* Goal of the exercise:
Extract the lines of the listing below from its first line through the line containing "speaker-icon: [154, 29, 188, 63]", both included, and copy each one without changes.

[Data records]
★ ★ ★ ★

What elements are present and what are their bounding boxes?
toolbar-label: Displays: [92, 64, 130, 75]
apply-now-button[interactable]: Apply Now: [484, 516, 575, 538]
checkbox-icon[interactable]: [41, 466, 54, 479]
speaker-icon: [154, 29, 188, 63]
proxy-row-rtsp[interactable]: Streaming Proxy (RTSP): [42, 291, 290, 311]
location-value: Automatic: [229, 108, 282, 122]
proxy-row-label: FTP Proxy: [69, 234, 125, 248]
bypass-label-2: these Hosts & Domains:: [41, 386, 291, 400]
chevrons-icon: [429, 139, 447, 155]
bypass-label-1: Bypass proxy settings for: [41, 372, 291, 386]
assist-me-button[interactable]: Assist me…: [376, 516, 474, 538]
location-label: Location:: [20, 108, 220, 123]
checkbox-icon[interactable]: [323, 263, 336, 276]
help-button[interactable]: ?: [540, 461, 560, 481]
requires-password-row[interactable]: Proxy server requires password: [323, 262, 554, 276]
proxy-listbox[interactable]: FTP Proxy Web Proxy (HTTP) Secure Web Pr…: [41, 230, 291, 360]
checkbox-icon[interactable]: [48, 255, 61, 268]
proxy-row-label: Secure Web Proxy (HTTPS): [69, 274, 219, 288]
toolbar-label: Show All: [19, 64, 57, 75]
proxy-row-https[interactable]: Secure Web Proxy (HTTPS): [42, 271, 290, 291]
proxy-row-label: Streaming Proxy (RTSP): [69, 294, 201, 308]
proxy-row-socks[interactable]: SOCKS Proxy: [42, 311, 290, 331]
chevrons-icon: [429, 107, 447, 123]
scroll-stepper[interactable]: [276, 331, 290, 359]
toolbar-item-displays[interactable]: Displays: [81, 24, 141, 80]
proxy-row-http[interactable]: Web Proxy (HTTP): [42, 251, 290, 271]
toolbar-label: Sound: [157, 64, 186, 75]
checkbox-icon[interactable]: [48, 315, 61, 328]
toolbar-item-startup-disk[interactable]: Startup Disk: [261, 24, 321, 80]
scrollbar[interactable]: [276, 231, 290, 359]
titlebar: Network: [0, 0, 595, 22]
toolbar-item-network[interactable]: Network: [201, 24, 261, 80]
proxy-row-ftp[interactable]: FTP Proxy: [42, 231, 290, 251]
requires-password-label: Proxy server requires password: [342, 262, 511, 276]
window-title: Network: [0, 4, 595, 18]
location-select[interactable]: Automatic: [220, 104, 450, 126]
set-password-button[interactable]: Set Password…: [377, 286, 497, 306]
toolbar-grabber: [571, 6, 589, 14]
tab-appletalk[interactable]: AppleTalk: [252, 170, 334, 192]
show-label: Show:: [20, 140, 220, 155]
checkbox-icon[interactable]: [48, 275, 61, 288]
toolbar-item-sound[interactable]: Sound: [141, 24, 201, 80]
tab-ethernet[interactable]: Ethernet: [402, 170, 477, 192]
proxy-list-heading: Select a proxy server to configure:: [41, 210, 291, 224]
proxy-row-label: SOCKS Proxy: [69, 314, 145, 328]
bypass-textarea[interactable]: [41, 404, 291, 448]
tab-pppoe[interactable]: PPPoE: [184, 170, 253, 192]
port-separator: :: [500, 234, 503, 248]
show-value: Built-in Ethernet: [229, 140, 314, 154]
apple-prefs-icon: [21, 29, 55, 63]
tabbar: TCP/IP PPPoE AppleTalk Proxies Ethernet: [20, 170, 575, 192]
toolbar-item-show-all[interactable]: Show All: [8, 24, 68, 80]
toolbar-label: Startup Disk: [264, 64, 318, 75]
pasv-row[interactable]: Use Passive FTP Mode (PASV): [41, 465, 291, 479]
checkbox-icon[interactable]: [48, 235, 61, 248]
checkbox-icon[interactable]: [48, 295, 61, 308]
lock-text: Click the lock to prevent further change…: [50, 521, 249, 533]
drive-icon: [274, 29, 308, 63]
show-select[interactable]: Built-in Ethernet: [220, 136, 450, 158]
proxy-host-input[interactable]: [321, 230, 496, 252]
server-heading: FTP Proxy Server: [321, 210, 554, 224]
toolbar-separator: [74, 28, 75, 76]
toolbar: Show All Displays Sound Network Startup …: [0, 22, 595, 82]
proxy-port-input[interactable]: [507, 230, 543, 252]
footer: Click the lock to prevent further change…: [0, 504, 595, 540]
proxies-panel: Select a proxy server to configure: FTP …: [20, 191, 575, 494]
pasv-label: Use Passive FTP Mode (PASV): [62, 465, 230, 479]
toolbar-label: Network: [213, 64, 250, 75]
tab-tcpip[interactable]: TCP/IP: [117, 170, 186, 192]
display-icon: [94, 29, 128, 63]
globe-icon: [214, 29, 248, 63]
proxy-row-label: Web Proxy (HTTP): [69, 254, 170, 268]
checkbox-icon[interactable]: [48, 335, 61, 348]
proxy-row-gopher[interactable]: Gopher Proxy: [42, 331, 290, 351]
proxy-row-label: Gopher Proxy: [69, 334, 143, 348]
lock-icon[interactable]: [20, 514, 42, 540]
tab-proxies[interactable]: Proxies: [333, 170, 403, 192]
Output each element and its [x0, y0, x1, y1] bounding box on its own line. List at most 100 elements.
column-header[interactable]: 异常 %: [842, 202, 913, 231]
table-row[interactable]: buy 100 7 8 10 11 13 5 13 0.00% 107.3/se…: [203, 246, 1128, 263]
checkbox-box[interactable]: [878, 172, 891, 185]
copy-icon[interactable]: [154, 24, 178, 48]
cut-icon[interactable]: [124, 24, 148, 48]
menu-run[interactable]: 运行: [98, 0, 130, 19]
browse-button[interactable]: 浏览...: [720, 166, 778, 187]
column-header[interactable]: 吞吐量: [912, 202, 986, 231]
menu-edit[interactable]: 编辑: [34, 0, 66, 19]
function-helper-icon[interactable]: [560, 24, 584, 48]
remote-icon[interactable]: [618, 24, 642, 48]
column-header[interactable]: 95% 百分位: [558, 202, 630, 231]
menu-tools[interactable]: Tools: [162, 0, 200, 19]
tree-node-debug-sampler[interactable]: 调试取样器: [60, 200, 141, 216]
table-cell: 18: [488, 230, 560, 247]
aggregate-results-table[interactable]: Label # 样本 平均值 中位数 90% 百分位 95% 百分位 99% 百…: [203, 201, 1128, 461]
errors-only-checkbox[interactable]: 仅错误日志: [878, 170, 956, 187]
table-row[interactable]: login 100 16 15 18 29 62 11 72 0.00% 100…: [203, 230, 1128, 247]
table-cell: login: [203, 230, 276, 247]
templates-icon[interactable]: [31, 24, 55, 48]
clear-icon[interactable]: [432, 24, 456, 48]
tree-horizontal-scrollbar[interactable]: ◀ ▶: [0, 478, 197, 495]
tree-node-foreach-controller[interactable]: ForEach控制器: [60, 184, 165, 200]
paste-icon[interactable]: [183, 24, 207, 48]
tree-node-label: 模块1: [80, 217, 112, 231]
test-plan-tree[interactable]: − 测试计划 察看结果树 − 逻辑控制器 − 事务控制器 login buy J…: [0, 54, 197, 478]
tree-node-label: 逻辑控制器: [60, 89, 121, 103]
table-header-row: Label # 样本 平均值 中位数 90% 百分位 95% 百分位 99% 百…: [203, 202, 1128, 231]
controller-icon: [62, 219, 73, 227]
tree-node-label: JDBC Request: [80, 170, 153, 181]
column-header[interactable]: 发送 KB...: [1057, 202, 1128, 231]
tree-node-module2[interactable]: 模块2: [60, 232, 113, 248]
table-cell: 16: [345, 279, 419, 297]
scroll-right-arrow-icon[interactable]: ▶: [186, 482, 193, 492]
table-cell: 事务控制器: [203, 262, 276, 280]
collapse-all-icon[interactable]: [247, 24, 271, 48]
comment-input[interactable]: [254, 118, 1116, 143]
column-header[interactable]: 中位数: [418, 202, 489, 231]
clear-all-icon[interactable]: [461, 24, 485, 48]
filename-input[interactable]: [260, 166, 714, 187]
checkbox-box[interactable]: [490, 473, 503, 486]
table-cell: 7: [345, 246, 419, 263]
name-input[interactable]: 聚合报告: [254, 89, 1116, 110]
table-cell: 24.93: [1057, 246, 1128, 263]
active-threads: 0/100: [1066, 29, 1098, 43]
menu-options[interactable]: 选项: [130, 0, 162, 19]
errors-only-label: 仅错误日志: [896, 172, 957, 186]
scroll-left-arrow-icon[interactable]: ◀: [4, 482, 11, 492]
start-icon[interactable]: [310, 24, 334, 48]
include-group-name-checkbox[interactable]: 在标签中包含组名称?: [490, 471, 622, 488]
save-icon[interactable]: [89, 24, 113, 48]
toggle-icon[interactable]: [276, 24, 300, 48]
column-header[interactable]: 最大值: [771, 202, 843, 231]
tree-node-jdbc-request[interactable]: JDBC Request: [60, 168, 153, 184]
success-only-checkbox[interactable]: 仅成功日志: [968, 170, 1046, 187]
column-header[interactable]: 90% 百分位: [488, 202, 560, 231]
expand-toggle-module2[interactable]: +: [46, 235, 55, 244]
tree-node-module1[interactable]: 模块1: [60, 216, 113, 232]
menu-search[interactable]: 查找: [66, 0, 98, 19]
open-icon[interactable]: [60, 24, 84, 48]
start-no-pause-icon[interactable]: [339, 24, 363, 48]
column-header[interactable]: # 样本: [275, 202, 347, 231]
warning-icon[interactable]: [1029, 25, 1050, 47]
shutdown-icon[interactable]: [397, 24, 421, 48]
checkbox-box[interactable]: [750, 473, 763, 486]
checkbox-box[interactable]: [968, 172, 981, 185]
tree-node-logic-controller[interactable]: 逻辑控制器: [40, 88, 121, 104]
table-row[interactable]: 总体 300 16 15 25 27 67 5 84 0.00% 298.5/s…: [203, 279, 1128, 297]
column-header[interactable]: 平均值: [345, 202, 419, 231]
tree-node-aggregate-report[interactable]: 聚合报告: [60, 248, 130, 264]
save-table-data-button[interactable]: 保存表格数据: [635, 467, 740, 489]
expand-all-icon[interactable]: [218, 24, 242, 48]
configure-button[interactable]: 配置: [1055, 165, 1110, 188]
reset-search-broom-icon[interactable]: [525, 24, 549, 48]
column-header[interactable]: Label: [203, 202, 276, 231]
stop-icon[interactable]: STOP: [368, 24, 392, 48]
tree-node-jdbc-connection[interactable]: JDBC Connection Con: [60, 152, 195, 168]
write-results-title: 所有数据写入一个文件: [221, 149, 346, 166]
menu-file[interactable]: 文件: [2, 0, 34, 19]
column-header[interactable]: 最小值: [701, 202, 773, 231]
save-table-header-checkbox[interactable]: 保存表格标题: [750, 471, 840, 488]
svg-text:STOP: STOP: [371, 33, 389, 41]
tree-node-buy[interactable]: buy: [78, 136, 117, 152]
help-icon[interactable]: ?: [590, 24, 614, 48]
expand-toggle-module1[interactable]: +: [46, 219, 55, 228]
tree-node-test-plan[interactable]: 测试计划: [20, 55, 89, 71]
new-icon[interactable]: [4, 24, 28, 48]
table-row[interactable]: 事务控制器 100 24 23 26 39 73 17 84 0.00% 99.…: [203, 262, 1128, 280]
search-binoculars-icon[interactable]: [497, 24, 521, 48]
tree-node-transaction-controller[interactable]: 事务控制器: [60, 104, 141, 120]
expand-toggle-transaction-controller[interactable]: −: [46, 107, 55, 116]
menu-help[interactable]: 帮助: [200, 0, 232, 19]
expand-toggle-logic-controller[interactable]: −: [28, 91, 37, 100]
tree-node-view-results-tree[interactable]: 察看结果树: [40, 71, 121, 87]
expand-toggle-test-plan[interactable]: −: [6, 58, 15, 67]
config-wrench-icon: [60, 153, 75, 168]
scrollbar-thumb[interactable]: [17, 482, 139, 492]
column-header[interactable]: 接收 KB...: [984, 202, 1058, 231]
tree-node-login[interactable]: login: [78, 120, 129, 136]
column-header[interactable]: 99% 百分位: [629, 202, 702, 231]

★ ★ ★ ★

* Solution to the exercise:
What elements are present and what are their bounding boxes?
toolbar-label: Displays: [92, 64, 130, 75]
apply-now-button[interactable]: Apply Now: [484, 516, 575, 538]
checkbox-icon[interactable]: [41, 466, 54, 479]
speaker-icon: [154, 29, 188, 63]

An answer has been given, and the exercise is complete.